#### DESAFIO 1:
Reproduza fielmente as linhas da listagem, desde a linha que contém "Annotate this image: element" até a linha que contém "y-axis-title: Verim (kg/da): [26, 158, 40, 233]", inclusive. Omita as imagens na resposta.

#### TRECHO FORNECIDO:
Rodrigo
Casarin - Do UOL, em São Paulo
A escritora
brasileira Carolina Maria de Jesus durante noite de autógrafos do lançamento de
seu livro "Quarto de Despejo", em uma livraria na rua Marconi, em São
Paulo (SP), no ano de 1960
Se as favelas
e as periferias conseguiram construir um movimento literário próprio, com
escritores, editores e eventos que fomentam a arte escrita nos bairros mais
carentes e isolados – a dita literatura marginal –, em muito isso se deve a
Carolina Maria de Jesus, que completaria 100 anos em 2014.
Em celebração
ao seu centenário, a autora está sendo homenageada pela Balada Literária, que
reunirá escritores em torno de mesas de discussões entre os dias 19 e 23 de
novembro, em diversos pontos de São Paulo (confira a programação
aqui).
Mãe solteira
de três filhos, catadora de papel e ferro velho, Carolina vivia na favela do
Canindé, entre a zona norte e o centro de São Paulo, quando chamou a atenção do
jornalista Audálio Dantas. Ele conheceu a moça durante a apuração de uma
reportagem e achou interessante seus 35 cadernos repletos de anotações que
formavam um diário. Contou a história de Carolina, então, em algumas matérias e
conseguiu com que uma editora publicasse parte dos escritos.
"Quarto
de Despejo: Diário de uma Favelada" saiu em 1960, vendeu mais de 80 mil
exemplares e foi traduzido para 13 línguas. Esse sucesso, como não poderia ser
diferente, mexeu bastante com a vida de Carolina.
"Ela é
uma guerreira, é única na história da literatura brasileira. Tem uma linguagem
autêntica, própria. Precisa ser celebrada agora e eternamente", justifica
Marcelino Freire, escritor, criador e curador do evento.
Para ele, a
escritora ainda pode ensinar que "não podemos esperar que os acadêmicos ou
as escolas venham dizer qual literatura devemos fazer. Carolina fez. Ao seu
estilo, na sua verdade. A obra dela é fruto dessa verdade, desse impulso.

#### DESAFIO 2:
Dê sequência ao texto sobre Carolina Maria de Jesus a partir da última frase apresentada.

#### LISTAGEM FORNECIDA:
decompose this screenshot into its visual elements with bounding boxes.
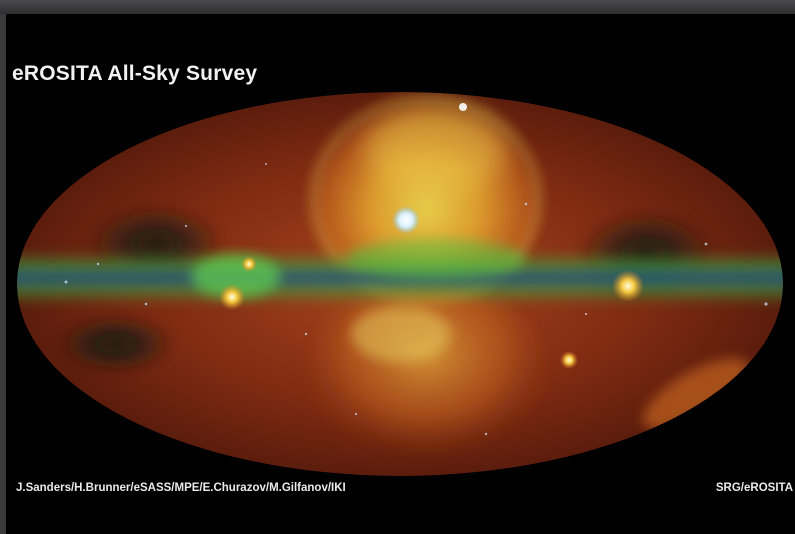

...

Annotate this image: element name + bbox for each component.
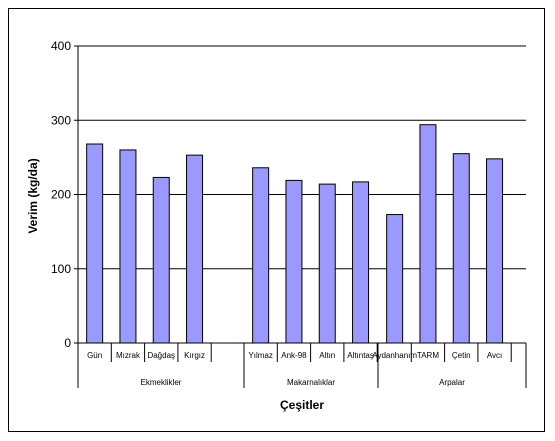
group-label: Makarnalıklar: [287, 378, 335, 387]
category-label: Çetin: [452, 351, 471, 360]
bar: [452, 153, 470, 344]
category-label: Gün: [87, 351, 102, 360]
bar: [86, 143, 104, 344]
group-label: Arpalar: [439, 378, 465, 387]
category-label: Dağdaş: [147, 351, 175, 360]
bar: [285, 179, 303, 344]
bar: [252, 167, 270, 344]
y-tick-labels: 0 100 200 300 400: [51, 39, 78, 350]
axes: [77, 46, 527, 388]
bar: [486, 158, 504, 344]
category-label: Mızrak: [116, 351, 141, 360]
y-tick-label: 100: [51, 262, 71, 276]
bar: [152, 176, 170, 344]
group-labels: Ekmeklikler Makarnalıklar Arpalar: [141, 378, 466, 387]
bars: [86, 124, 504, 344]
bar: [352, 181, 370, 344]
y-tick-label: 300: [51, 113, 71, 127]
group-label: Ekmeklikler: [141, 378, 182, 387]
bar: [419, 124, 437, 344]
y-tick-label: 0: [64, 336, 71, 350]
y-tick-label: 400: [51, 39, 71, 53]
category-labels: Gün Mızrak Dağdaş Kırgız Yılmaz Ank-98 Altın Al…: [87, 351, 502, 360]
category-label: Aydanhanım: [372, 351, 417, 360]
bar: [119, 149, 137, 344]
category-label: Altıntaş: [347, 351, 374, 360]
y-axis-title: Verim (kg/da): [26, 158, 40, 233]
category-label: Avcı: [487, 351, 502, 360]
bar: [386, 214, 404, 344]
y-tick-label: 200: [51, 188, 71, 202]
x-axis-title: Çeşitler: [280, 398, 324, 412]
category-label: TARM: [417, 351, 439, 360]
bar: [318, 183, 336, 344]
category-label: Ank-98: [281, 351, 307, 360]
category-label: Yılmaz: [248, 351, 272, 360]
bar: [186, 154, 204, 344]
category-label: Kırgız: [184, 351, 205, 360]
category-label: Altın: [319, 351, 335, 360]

==

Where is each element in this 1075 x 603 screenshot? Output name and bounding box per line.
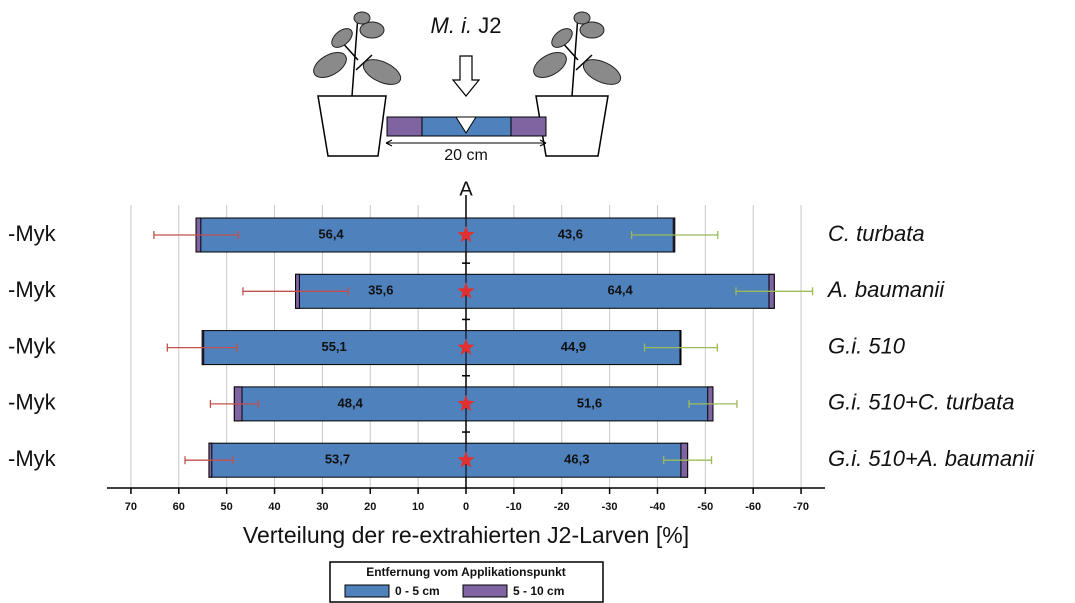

#### RESPOSTA DA TAREFA 1:
Annotate this image: element name + bbox for each component.
group-label: Makarnalıklar: [287, 378, 335, 387]
category-label: Çetin: [452, 351, 471, 360]
bar: [452, 153, 470, 344]
category-label: Gün: [87, 351, 102, 360]
bar: [86, 143, 104, 344]
group-label: Arpalar: [439, 378, 465, 387]
category-label: Dağdaş: [147, 351, 175, 360]
bar: [285, 179, 303, 344]
bar: [252, 167, 270, 344]
y-tick-labels: 0 100 200 300 400: [51, 39, 78, 350]
axes: [77, 46, 527, 388]
bar: [486, 158, 504, 344]
category-label: Mızrak: [116, 351, 141, 360]
y-tick-label: 100: [51, 262, 71, 276]
bar: [152, 176, 170, 344]
group-labels: Ekmeklikler Makarnalıklar Arpalar: [141, 378, 466, 387]
bars: [86, 124, 504, 344]
bar: [352, 181, 370, 344]
y-tick-label: 300: [51, 113, 71, 127]
group-label: Ekmeklikler: [141, 378, 182, 387]
bar: [419, 124, 437, 344]
y-tick-label: 0: [64, 336, 71, 350]
y-tick-label: 400: [51, 39, 71, 53]
category-labels: Gün Mızrak Dağdaş Kırgız Yılmaz Ank-98 Altın Al…: [87, 351, 502, 360]
category-label: Aydanhanım: [372, 351, 417, 360]
bar: [119, 149, 137, 344]
category-label: Altıntaş: [347, 351, 374, 360]
y-axis-title: Verim (kg/da): [26, 158, 40, 233]

#### RESPOSTA DA TAREFA 2:
Atente para o vocabulário, a força, a oralidade, a verdade que salta de suas
páginas".
Alessandro
Buzo, um dos escritores mais famosos da cena marginal, complementa Marcelino.
"Ela é pioneira quando se fala em pessoa da classe periférica, favelada,
lançando livros. Se hoje existem vários, ela é a mãe. Acho que a grande maioria
de nós, escritores marginais, tem ela como referência e inspiração". Buzo
também se diz influenciado por "Quarto de Despejo", livro que leu
quando estava em uma situação financeira bastante instável e que lhe serviu de
inspiração. "Tive a certeza de que qualquer pessoa, em qualquer situação,
poderia ser leitor e até autor".
Acervo
UH/Folhapress
17.jun.1960 -
A escritora brasileira Carolina Maria de Jesus, autora de "Quarto de
Despejo", entre seus livros
Trajetória
Carolina
nasceu em Sacramento, Minas Gerais, em 1914. Frequentou a escola por apenas
dois anos; precisou abandoná-la para seguir com a família para Lageado, também
em Minas, onde trabalhou como lavradora. Em busca de uma melhor condição
financeira, tentou a vida em Franca, no interior de São Paulo, e, em 1937, rumou
para a capital paulista. Foi viver na favela do Canindé, onde escreveu seus
diários, em 1948.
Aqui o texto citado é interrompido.